-- BEGIN Records to process --

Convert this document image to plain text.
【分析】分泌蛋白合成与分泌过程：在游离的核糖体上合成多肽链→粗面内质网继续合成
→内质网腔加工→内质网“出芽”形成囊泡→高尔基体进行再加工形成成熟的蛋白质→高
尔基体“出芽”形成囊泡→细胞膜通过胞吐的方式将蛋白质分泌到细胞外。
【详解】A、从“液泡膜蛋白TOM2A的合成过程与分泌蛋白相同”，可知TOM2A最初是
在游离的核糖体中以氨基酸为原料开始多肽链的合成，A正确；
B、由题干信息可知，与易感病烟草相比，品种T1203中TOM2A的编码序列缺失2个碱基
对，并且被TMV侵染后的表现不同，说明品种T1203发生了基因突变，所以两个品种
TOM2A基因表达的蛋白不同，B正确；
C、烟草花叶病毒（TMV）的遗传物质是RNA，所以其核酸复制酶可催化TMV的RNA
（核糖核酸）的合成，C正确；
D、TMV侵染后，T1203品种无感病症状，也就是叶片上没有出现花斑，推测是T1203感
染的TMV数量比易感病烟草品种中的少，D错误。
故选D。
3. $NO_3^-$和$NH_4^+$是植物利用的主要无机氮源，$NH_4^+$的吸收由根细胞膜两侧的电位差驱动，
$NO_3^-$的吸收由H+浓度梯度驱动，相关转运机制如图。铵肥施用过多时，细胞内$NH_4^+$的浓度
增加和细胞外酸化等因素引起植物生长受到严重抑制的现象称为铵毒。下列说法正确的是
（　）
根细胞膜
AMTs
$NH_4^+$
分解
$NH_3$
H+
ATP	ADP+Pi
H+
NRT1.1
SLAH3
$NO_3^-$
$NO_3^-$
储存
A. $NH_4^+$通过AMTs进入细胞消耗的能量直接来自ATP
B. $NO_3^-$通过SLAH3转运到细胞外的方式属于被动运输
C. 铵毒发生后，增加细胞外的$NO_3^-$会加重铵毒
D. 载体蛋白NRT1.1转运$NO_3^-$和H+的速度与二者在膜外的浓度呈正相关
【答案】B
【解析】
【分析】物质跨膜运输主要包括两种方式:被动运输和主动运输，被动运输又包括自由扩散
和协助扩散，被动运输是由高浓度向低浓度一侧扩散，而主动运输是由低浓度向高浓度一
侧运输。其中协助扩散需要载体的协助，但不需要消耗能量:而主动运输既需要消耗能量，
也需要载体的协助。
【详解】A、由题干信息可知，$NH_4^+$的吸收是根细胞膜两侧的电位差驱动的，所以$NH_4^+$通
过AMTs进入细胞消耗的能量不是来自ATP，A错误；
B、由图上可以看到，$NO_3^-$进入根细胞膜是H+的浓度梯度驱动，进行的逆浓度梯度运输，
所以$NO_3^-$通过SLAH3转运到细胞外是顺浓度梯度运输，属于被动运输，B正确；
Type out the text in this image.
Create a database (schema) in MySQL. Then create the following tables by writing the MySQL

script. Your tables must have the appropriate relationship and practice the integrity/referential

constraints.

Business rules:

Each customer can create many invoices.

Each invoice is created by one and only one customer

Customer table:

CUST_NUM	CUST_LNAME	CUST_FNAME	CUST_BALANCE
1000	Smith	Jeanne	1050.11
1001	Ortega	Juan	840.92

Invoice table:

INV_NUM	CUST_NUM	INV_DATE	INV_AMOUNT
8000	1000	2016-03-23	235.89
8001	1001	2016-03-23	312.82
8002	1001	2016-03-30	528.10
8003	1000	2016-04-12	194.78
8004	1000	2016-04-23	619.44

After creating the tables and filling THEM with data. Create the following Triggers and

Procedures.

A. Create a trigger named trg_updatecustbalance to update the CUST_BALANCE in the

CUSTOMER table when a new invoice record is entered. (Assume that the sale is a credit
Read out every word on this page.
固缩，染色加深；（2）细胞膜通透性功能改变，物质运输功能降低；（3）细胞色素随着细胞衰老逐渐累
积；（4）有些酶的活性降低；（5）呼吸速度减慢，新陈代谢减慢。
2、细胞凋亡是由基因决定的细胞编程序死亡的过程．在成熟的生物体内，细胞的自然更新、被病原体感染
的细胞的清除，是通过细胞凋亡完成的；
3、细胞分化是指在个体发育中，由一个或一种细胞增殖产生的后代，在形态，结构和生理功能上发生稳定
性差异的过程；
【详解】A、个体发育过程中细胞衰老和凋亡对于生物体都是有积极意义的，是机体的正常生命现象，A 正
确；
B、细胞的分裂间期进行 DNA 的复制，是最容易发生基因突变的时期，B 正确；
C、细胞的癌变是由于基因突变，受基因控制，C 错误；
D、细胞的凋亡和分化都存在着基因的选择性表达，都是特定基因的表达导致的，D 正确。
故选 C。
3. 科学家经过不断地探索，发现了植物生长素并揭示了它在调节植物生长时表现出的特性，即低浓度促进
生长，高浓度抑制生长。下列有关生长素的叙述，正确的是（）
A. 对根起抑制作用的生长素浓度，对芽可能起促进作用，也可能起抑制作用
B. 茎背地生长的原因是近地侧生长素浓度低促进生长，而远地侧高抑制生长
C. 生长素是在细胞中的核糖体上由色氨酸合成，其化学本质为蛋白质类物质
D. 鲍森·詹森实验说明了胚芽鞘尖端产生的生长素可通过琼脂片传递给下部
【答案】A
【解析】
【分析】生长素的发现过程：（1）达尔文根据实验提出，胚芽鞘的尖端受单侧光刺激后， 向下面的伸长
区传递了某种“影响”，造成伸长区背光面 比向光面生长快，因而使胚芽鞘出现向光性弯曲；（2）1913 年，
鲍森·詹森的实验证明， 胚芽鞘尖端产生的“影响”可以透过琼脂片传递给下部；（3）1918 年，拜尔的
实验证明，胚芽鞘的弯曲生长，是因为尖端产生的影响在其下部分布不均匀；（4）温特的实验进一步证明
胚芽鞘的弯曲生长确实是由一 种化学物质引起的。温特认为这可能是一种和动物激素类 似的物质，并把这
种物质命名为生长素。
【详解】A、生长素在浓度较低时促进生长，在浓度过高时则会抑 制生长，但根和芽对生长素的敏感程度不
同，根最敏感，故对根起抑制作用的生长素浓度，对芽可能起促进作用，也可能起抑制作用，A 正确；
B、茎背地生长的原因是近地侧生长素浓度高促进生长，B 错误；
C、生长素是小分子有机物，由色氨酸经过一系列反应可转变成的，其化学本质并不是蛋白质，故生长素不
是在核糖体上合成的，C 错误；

-- END Records to process --

## Exercise task
Copy out each line above, character for character.

## Reply
Convert this document image to plain text.
【分析】分泌蛋白合成与分泌过程：在游离的核糖体上合成多肽链→粗面内质网继续合成
→内质网腔加工→内质网“出芽”形成囊泡→高尔基体进行再加工形成成熟的蛋白质→高
尔基体“出芽”形成囊泡→细胞膜通过胞吐的方式将蛋白质分泌到细胞外。
【详解】A、从“液泡膜蛋白TOM2A的合成过程与分泌蛋白相同”，可知TOM2A最初是
在游离的核糖体中以氨基酸为原料开始多肽链的合成，A正确；
B、由题干信息可知，与易感病烟草相比，品种T1203中TOM2A的编码序列缺失2个碱基
对，并且被TMV侵染后的表现不同，说明品种T1203发生了基因突变，所以两个品种
TOM2A基因表达的蛋白不同，B正确；
C、烟草花叶病毒（TMV）的遗传物质是RNA，所以其核酸复制酶可催化TMV的RNA
（核糖核酸）的合成，C正确；
D、TMV侵染后，T1203品种无感病症状，也就是叶片上没有出现花斑，推测是T1203感
染的TMV数量比易感病烟草品种中的少，D错误。
故选D。
3. $NO_3^-$和$NH_4^+$是植物利用的主要无机氮源，$NH_4^+$的吸收由根细胞膜两侧的电位差驱动，
$NO_3^-$的吸收由H+浓度梯度驱动，相关转运机制如图。铵肥施用过多时，细胞内$NH_4^+$的浓度
增加和细胞外酸化等因素引起植物生长受到严重抑制的现象称为铵毒。下列说法正确的是
（　）
根细胞膜
AMTs
$NH_4^+$
分解
$NH_3$
H+
ATP	ADP+Pi
H+
NRT1.1
SLAH3
$NO_3^-$
$NO_3^-$
储存
A. $NH_4^+$通过AMTs进入细胞消耗的能量直接来自ATP
B. $NO_3^-$通过SLAH3转运到细胞外的方式属于被动运输
C. 铵毒发生后，增加细胞外的$NO_3^-$会加重铵毒
D. 载体蛋白NRT1.1转运$NO_3^-$和H+的速度与二者在膜外的浓度呈正相关
【答案】B
【解析】
【分析】物质跨膜运输主要包括两种方式:被动运输和主动运输，被动运输又包括自由扩散
和协助扩散，被动运输是由高浓度向低浓度一侧扩散，而主动运输是由低浓度向高浓度一
侧运输。其中协助扩散需要载体的协助，但不需要消耗能量:而主动运输既需要消耗能量，
也需要载体的协助。
【详解】A、由题干信息可知，$NH_4^+$的吸收是根细胞膜两侧的电位差驱动的，所以$NH_4^+$通
过AMTs进入细胞消耗的能量不是来自ATP，A错误；
B、由图上可以看到，$NO_3^-$进入根细胞膜是H+的浓度梯度驱动，进行的逆浓度梯度运输，
所以$NO_3^-$通过SLAH3转运到细胞外是顺浓度梯度运输，属于被动运输，B正确；
Type out the text in this image.
Create a database (schema) in MySQL. Then create the following tables by writing the MySQL

script. Your tables must have the appropriate relationship and practice the integrity/referential

constraints.

Business rules:

Each customer can create many invoices.

Each invoice is created by one and only one customer

Customer table:

CUST_NUM	CUST_LNAME	CUST_FNAME	CUST_BALANCE
1000	Smith	Jeanne	1050.11
1001	Ortega	Juan	840.92

Invoice table:

INV_NUM	CUST_NUM	INV_DATE	INV_AMOUNT
8000	1000	2016-03-23	235.89
8001	1001	2016-03-23	312.82
8002	1001	2016-03-30	528.10
8003	1000	2016-04-12	194.78
8004	1000	2016-04-23	619.44

After creating the tables and filling THEM with data. Create the following Triggers and

Procedures.

A. Create a trigger named trg_updatecustbalance to update the CUST_BALANCE in the

CUSTOMER table when a new invoice record is entered. (Assume that the sale is a credit
Read out every word on this page.
固缩，染色加深；（2）细胞膜通透性功能改变，物质运输功能降低；（3）细胞色素随着细胞衰老逐渐累
积；（4）有些酶的活性降低；（5）呼吸速度减慢，新陈代谢减慢。
2、细胞凋亡是由基因决定的细胞编程序死亡的过程．在成熟的生物体内，细胞的自然更新、被病原体感染
的细胞的清除，是通过细胞凋亡完成的；
3、细胞分化是指在个体发育中，由一个或一种细胞增殖产生的后代，在形态，结构和生理功能上发生稳定
性差异的过程；
【详解】A、个体发育过程中细胞衰老和凋亡对于生物体都是有积极意义的，是机体的正常生命现象，A 正
确；
B、细胞的分裂间期进行 DNA 的复制，是最容易发生基因突变的时期，B 正确；
C、细胞的癌变是由于基因突变，受基因控制，C 错误；
D、细胞的凋亡和分化都存在着基因的选择性表达，都是特定基因的表达导致的，D 正确。
故选 C。
3. 科学家经过不断地探索，发现了植物生长素并揭示了它在调节植物生长时表现出的特性，即低浓度促进
生长，高浓度抑制生长。下列有关生长素的叙述，正确的是（）
A. 对根起抑制作用的生长素浓度，对芽可能起促进作用，也可能起抑制作用
B. 茎背地生长的原因是近地侧生长素浓度低促进生长，而远地侧高抑制生长
C. 生长素是在细胞中的核糖体上由色氨酸合成，其化学本质为蛋白质类物质
D. 鲍森·詹森实验说明了胚芽鞘尖端产生的生长素可通过琼脂片传递给下部
【答案】A
【解析】
【分析】生长素的发现过程：（1）达尔文根据实验提出，胚芽鞘的尖端受单侧光刺激后， 向下面的伸长
区传递了某种“影响”，造成伸长区背光面 比向光面生长快，因而使胚芽鞘出现向光性弯曲；（2）1913 年，
鲍森·詹森的实验证明， 胚芽鞘尖端产生的“影响”可以透过琼脂片传递给下部；（3）1918 年，拜尔的
实验证明，胚芽鞘的弯曲生长，是因为尖端产生的影响在其下部分布不均匀；（4）温特的实验进一步证明
胚芽鞘的弯曲生长确实是由一 种化学物质引起的。温特认为这可能是一种和动物激素类 似的物质，并把这
种物质命名为生长素。
【详解】A、生长素在浓度较低时促进生长，在浓度过高时则会抑 制生长，但根和芽对生长素的敏感程度不
同，根最敏感，故对根起抑制作用的生长素浓度，对芽可能起促进作用，也可能起抑制作用，A 正确；
B、茎背地生长的原因是近地侧生长素浓度高促进生长，B 错误；
C、生长素是小分子有机物，由色氨酸经过一系列反应可转变成的，其化学本质并不是蛋白质，故生长素不
是在核糖体上合成的，C 错误；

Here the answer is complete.